__Instruction__. Search the records that follow and extract every line containing the string "určených".

__Data for processing__.
<<<<

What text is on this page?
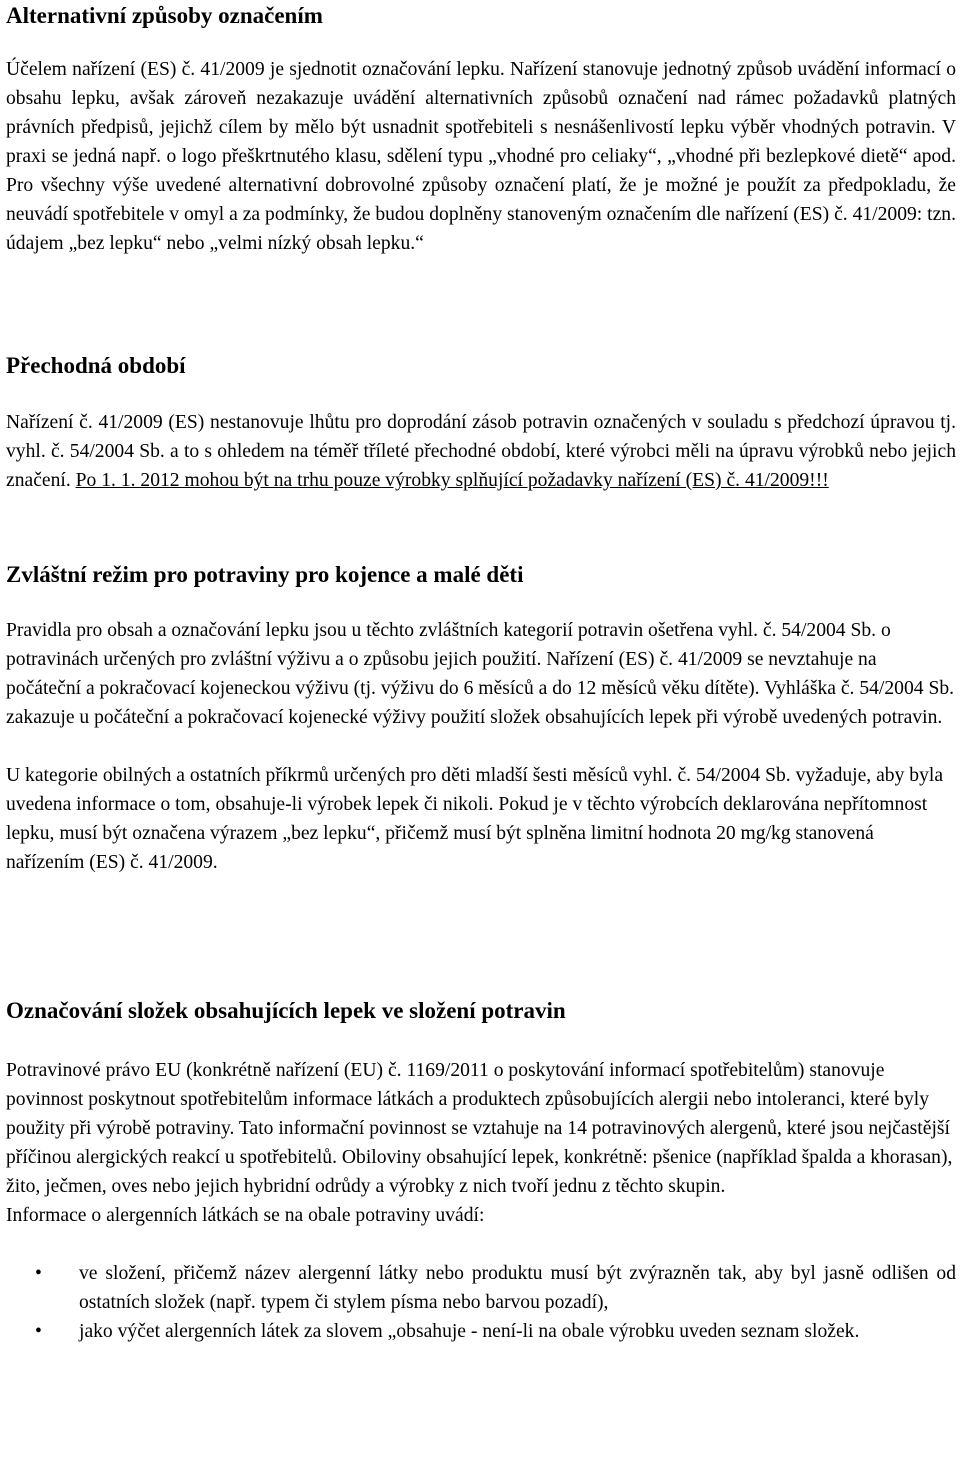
Alternativní způsoby označením

Účelem nařízení (ES) č. 41/2009 je sjednotit označování lepku. Nařízení stanovuje jednotný způsob uvádění informací o obsahu lepku, avšak zároveň nezakazuje uvádění alternativních způsobů označení nad rámec požadavků platných právních předpisů, jejichž cílem by mělo být usnadnit spotřebiteli s nesnášenlivostí lepku výběr vhodných potravin. V praxi se jedná např. o logo přeškrtnutého klasu, sdělení typu „vhodné pro celiaky“, „vhodné při bezlepkové dietě“ apod. Pro všechny výše uvedené alternativní dobrovolné způsoby označení platí, že je možné je použít za předpokladu, že neuvádí spotřebitele v omyl a za podmínky, že budou doplněny stanoveným označením dle nařízení (ES) č. 41/2009: tzn. údajem „bez lepku“ nebo „velmi nízký obsah lepku.“

Přechodná období

Nařízení č. 41/2009 (ES) nestanovuje lhůtu pro doprodání zásob potravin označených v souladu s předchozí úpravou tj. vyhl. č. 54/2004 Sb. a to s ohledem na téměř tříleté přechodné období, které výrobci měli na úpravu výrobků nebo jejich značení. Po 1. 1. 2012 mohou být na trhu pouze výrobky splňující požadavky nařízení (ES) č. 41/2009!!!

Zvláštní režim pro potraviny pro kojence a malé děti

Pravidla pro obsah a označování lepku jsou u těchto zvláštních kategorií potravin ošetřena vyhl. č. 54/2004 Sb. o potravinách určených pro zvláštní výživu a o způsobu jejich použití. Nařízení (ES) č. 41/2009 se nevztahuje na počáteční a pokračovací kojeneckou výživu (tj. výživu do 6 měsíců a do 12 měsíců věku dítěte). Vyhláška č. 54/2004 Sb. zakazuje u počáteční a pokračovací kojenecké výživy použití složek obsahujících lepek při výrobě uvedených potravin.

U kategorie obilných a ostatních příkrmů určených pro děti mladší šesti měsíců vyhl. č. 54/2004 Sb. vyžaduje, aby byla uvedena informace o tom, obsahuje-li výrobek lepek či nikoli. Pokud je v těchto výrobcích deklarována nepřítomnost lepku, musí být označena výrazem „bez lepku“, přičemž musí být splněna limitní hodnota 20 mg/kg stanovená nařízením (ES) č. 41/2009.

Označování složek obsahujících lepek ve složení potravin

Potravinové právo EU (konkrétně nařízení (EU) č. 1169/2011 o poskytování informací spotřebitelům) stanovuje povinnost poskytnout spotřebitelům informace látkách a produktech způsobujících alergii nebo intoleranci, které byly použity při výrobě potraviny. Tato informační povinnost se vztahuje na 14 potravinových alergenů, které jsou nejčastější příčinou alergických reakcí u spotřebitelů. Obiloviny obsahující lepek, konkrétně: pšenice (například špalda a khorasan), žito, ječmen, oves nebo jejich hybridní odrůdy a výrobky z nich tvoří jednu z těchto skupin.

Informace o alergenních látkách se na obale potraviny uvádí:

• ve složení, přičemž název alergenní látky nebo produktu musí být zvýrazněn tak, aby byl jasně odlišen od ostatních složek (např. typem či stylem písma nebo barvou pozadí),
• jako výčet alergenních látek za slovem „obsahuje - není-li na obale výrobku uveden seznam složek.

>>>>

__The response__.
Pravidla pro obsah a označování lepku jsou u těchto zvláštních kategorií potravin ošetřena vyhl. č. 54/2004 Sb. o potravinách určených pro zvláštní výživu a o způsobu jejich použití. Nařízení (ES) č. 41/2009 se nevztahuje na počáteční a pokračovací kojeneckou výživu (tj. výživu do 6 měsíců a do 12 měsíců věku dítěte). Vyhláška č. 54/2004 Sb. zakazuje u počáteční a pokračovací kojenecké výživy použití složek obsahujících lepek při výrobě uvedených potravin.
U kategorie obilných a ostatních příkrmů určených pro děti mladší šesti měsíců vyhl. č. 54/2004 Sb. vyžaduje, aby byla uvedena informace o tom, obsahuje-li výrobek lepek či nikoli. Pokud je v těchto výrobcích deklarována nepřítomnost lepku, musí být označena výrazem „bez lepku“, přičemž musí být splněna limitní hodnota 20 mg/kg stanovená nařízením (ES) č. 41/2009.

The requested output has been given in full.